(What to do) The records below must be duplicated exactly, character for character.

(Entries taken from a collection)
# # # # # # #

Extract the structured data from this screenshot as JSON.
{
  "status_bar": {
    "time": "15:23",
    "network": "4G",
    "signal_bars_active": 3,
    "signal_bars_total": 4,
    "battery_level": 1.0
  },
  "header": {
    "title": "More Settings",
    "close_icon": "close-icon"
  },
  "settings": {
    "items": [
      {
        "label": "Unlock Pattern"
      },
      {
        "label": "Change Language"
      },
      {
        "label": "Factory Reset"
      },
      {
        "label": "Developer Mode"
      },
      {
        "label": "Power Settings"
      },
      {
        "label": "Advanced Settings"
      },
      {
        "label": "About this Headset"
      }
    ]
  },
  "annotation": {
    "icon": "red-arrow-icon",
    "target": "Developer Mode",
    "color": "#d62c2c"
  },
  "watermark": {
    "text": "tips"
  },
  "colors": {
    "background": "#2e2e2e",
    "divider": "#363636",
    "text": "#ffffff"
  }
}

# # # # # # #

(Exercise answer)
Extract the structured data from this screenshot as JSON.
{
  "status_bar": {
    "time": "15:23",
    "network": "4G",
    "signal_bars_active": 3,
    "signal_bars_total": 4,
    "battery_level": 1.0
  },
  "header": {
    "title": "More Settings",
    "close_icon": "close-icon"
  },
  "settings": {
    "items": [
      {
        "label": "Unlock Pattern"
      },
      {
        "label": "Change Language"
      },
      {
        "label": "Factory Reset"
      },
      {
        "label": "Developer Mode"
      },
      {
        "label": "Power Settings"
      },
      {
        "label": "Advanced Settings"
      },
      {
        "label": "About this Headset"
      }
    ]
  },
  "annotation": {
    "icon": "red-arrow-icon",
    "target": "Developer Mode",
    "color": "#d62c2c"
  },
  "watermark": {
    "text": "tips"
  },
  "colors": {
    "background": "#2e2e2e",
    "divider": "#363636",
    "text": "#ffffff"
  }
}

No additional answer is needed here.